- _Task description_:
Copy out the listing exactly.

- _Task inputs_:
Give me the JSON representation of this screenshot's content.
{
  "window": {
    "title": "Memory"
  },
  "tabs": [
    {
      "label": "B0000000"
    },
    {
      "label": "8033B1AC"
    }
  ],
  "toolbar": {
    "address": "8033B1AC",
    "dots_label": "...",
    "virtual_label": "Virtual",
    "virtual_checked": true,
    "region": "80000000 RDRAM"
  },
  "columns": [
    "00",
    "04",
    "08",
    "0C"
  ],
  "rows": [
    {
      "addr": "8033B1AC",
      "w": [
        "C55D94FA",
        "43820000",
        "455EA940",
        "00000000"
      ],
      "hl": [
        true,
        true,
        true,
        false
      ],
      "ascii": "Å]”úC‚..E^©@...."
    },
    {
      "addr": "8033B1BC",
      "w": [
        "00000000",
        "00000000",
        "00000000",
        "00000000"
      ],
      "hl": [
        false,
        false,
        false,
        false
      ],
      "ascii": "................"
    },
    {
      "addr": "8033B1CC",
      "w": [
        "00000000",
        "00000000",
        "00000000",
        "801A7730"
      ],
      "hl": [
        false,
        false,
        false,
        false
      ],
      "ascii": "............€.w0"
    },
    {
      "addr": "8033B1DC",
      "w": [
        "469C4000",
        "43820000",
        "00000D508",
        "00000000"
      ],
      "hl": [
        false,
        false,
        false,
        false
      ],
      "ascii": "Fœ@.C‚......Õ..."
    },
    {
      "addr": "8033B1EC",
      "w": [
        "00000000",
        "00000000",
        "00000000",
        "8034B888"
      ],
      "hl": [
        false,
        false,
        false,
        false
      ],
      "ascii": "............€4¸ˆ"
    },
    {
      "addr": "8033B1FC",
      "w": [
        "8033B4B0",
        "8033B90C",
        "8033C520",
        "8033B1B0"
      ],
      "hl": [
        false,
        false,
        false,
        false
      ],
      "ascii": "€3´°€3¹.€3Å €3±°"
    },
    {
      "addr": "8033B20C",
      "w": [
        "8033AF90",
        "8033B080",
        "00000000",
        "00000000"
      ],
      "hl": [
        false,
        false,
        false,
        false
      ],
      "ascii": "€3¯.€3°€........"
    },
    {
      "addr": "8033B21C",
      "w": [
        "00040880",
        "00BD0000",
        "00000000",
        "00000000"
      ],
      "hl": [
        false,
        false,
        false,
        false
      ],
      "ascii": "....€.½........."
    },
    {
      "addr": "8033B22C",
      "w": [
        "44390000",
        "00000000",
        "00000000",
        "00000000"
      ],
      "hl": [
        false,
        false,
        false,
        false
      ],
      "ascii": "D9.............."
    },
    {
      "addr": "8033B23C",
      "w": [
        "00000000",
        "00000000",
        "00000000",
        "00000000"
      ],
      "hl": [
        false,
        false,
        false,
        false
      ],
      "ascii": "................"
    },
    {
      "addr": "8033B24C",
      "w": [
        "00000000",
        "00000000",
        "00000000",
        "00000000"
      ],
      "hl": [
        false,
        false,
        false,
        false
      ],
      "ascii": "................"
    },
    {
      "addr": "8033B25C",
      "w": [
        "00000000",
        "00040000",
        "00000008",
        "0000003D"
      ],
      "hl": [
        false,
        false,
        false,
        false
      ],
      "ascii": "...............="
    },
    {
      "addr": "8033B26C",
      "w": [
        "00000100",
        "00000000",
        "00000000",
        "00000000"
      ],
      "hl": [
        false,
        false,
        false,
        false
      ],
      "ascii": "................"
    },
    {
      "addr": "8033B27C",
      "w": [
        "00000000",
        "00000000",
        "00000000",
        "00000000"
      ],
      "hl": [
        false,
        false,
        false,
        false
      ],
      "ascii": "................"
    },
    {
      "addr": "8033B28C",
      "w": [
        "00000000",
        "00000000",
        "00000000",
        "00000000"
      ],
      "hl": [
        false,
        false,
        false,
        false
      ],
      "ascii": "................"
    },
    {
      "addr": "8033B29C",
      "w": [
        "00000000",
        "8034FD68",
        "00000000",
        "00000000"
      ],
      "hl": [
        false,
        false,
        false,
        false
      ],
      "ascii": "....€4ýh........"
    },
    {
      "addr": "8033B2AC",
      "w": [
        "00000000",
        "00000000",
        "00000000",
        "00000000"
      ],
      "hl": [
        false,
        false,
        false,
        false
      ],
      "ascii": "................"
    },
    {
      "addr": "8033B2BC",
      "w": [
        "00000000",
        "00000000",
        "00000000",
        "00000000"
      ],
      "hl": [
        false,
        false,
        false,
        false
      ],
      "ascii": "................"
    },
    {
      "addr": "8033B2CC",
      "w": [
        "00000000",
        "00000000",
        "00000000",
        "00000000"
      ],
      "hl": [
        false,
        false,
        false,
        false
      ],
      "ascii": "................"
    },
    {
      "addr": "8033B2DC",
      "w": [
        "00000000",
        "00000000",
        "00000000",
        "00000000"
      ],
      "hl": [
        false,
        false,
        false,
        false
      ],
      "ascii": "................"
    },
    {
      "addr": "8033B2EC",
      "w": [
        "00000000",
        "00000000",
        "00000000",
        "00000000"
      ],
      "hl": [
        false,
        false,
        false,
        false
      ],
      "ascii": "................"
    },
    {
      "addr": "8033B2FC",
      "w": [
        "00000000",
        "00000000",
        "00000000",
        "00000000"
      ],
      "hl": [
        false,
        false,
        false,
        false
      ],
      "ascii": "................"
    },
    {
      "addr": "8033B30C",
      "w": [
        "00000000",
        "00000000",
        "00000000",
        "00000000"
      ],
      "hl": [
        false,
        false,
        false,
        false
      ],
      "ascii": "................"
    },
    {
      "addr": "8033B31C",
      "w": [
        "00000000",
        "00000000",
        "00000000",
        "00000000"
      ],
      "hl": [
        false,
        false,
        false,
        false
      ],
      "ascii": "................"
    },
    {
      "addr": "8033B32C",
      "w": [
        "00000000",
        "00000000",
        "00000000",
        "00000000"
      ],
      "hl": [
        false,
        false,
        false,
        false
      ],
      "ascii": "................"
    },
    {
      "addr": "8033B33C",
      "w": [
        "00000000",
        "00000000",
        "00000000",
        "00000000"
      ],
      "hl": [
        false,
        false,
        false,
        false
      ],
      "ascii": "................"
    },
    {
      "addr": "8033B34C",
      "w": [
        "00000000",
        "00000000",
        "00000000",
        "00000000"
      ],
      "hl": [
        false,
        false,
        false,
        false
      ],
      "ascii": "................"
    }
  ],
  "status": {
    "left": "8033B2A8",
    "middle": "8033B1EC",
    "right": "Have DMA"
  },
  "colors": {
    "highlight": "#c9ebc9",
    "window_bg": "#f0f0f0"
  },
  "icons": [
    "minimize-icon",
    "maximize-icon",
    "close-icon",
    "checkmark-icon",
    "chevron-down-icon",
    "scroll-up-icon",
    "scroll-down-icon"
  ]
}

- _Exercise answer_:
Give me the JSON representation of this screenshot's content.
{
  "window": {
    "title": "Memory"
  },
  "tabs": [
    {
      "label": "B0000000"
    },
    {
      "label": "8033B1AC"
    }
  ],
  "toolbar": {
    "address": "8033B1AC",
    "dots_label": "...",
    "virtual_label": "Virtual",
    "virtual_checked": true,
    "region": "80000000 RDRAM"
  },
  "columns": [
    "00",
    "04",
    "08",
    "0C"
  ],
  "rows": [
    {
      "addr": "8033B1AC",
      "w": [
        "C55D94FA",
        "43820000",
        "455EA940",
        "00000000"
      ],
      "hl": [
        true,
        true,
        true,
        false
      ],
      "ascii": "Å]”úC‚..E^©@...."
    },
    {
      "addr": "8033B1BC",
      "w": [
        "00000000",
        "00000000",
        "00000000",
        "00000000"
      ],
      "hl": [
        false,
        false,
        false,
        false
      ],
      "ascii": "................"
    },
    {
      "addr": "8033B1CC",
      "w": [
        "00000000",
        "00000000",
        "00000000",
        "801A7730"
      ],
      "hl": [
        false,
        false,
        false,
        false
      ],
      "ascii": "............€.w0"
    },
    {
      "addr": "8033B1DC",
      "w": [
        "469C4000",
        "43820000",
        "00000D508",
        "00000000"
      ],
      "hl": [
        false,
        false,
        false,
        false
      ],
      "ascii": "Fœ@.C‚......Õ..."
    },
    {
      "addr": "8033B1EC",
      "w": [
        "00000000",
        "00000000",
        "00000000",
        "8034B888"
      ],
      "hl": [
        false,
        false,
        false,
        false
      ],
      "ascii": "............€4¸ˆ"
    },
    {
      "addr": "8033B1FC",
      "w": [
        "8033B4B0",
        "8033B90C",
        "8033C520",
        "8033B1B0"
      ],
      "hl": [
        false,
        false,
        false,
        false
      ],
      "ascii": "€3´°€3¹.€3Å €3±°"
    },
    {
      "addr": "8033B20C",
      "w": [
        "8033AF90",
        "8033B080",
        "00000000",
        "00000000"
      ],
      "hl": [
        false,
        false,
        false,
        false
      ],
      "ascii": "€3¯.€3°€........"
    },
    {
      "addr": "8033B21C",
      "w": [
        "00040880",
        "00BD0000",
        "00000000",
        "00000000"
      ],
      "hl": [
        false,
        false,
        false,
        false
      ],
      "ascii": "....€.½........."
    },
    {
      "addr": "8033B22C",
      "w": [
        "44390000",
        "00000000",
        "00000000",
        "00000000"
      ],
      "hl": [
        false,
        false,
        false,
        false
      ],
      "ascii": "D9.............."
    },
    {
      "addr": "8033B23C",
      "w": [
        "00000000",
        "00000000",
        "00000000",
        "00000000"
      ],
      "hl": [
        false,
        false,
        false,
        false
      ],
      "ascii": "................"
    },
    {
      "addr": "8033B24C",
      "w": [
        "00000000",
        "00000000",
        "00000000",
        "00000000"
      ],
      "hl": [
        false,
        false,
        false,
        false
      ],
      "ascii": "................"
    },
    {
      "addr": "8033B25C",
      "w": [
        "00000000",
        "00040000",
        "00000008",
        "0000003D"
      ],
      "hl": [
        false,
        false,
        false,
        false
      ],
      "ascii": "...............="
    },
    {
      "addr": "8033B26C",
      "w": [
        "00000100",
        "00000000",
        "00000000",
        "00000000"
      ],
      "hl": [
        false,
        false,
        false,
        false
      ],
      "ascii": "................"
    },
    {
      "addr": "8033B27C",
      "w": [
        "00000000",
        "00000000",
        "00000000",
        "00000000"
      ],
      "hl": [
        false,
        false,
        false,
        false
      ],
      "ascii": "................"
    },
    {
      "addr": "8033B28C",
      "w": [
        "00000000",
        "00000000",
        "00000000",
        "00000000"
      ],
      "hl": [
        false,
        false,
        false,
        false
      ],
      "ascii": "................"
    },
    {
      "addr": "8033B29C",
      "w": [
        "00000000",
        "8034FD68",
        "00000000",
        "00000000"
      ],
      "hl": [
        false,
        false,
        false,
        false
      ],
      "ascii": "....€4ýh........"
    },
    {
      "addr": "8033B2AC",
      "w": [
        "00000000",
        "00000000",
        "00000000",
        "00000000"
      ],
      "hl": [
        false,
        false,
        false,
        false
      ],
      "ascii": "................"
    },
    {
      "addr": "8033B2BC",
      "w": [
        "00000000",
        "00000000",
        "00000000",
        "00000000"
      ],
      "hl": [
        false,
        false,
        false,
        false
      ],
      "ascii": "................"
    },
    {
      "addr": "8033B2CC",
      "w": [
        "00000000",
        "00000000",
        "00000000",
        "00000000"
      ],
      "hl": [
        false,
        false,
        false,
        false
      ],
      "ascii": "................"
    },
    {
      "addr": "8033B2DC",
      "w": [
        "00000000",
        "00000000",
        "00000000",
        "00000000"
      ],
      "hl": [
        false,
        false,
        false,
        false
      ],
      "ascii": "................"
    },
    {
      "addr": "8033B2EC",
      "w": [
        "00000000",
        "00000000",
        "00000000",
        "00000000"
      ],
      "hl": [
        false,
        false,
        false,
        false
      ],
      "ascii": "................"
    },
    {
      "addr": "8033B2FC",
      "w": [
        "00000000",
        "00000000",
        "00000000",
        "00000000"
      ],
      "hl": [
        false,
        false,
        false,
        false
      ],
      "ascii": "................"
    },
    {
      "addr": "8033B30C",
      "w": [
        "00000000",
        "00000000",
        "00000000",
        "00000000"
      ],
      "hl": [
        false,
        false,
        false,
        false
      ],
      "ascii": "................"
    },
    {
      "addr": "8033B31C",
      "w": [
        "00000000",
        "00000000",
        "00000000",
        "00000000"
      ],
      "hl": [
        false,
        false,
        false,
        false
      ],
      "ascii": "................"
    },
    {
      "addr": "8033B32C",
      "w": [
        "00000000",
        "00000000",
        "00000000",
        "00000000"
      ],
      "hl": [
        false,
        false,
        false,
        false
      ],
      "ascii": "................"
    },
    {
      "addr": "8033B33C",
      "w": [
        "00000000",
        "00000000",
        "00000000",
        "00000000"
      ],
      "hl": [
        false,
        false,
        false,
        false
      ],
      "ascii": "................"
    },
    {
      "addr": "8033B34C",
      "w": [
        "00000000",
        "00000000",
        "00000000",
        "00000000"
      ],
      "hl": [
        false,
        false,
        false,
        false
      ],
      "ascii": "................"
    }
  ],
  "status": {
    "left": "8033B2A8",
    "middle": "8033B1EC",
    "right": "Have DMA"
  },
  "colors": {
    "highlight": "#c9ebc9",
    "window_bg": "#f0f0f0"
  },
  "icons": [
    "minimize-icon",
    "maximize-icon",
    "close-icon",
    "checkmark-icon",
    "chevron-down-icon",
    "scroll-up-icon",
    "scroll-down-icon"
  ]
}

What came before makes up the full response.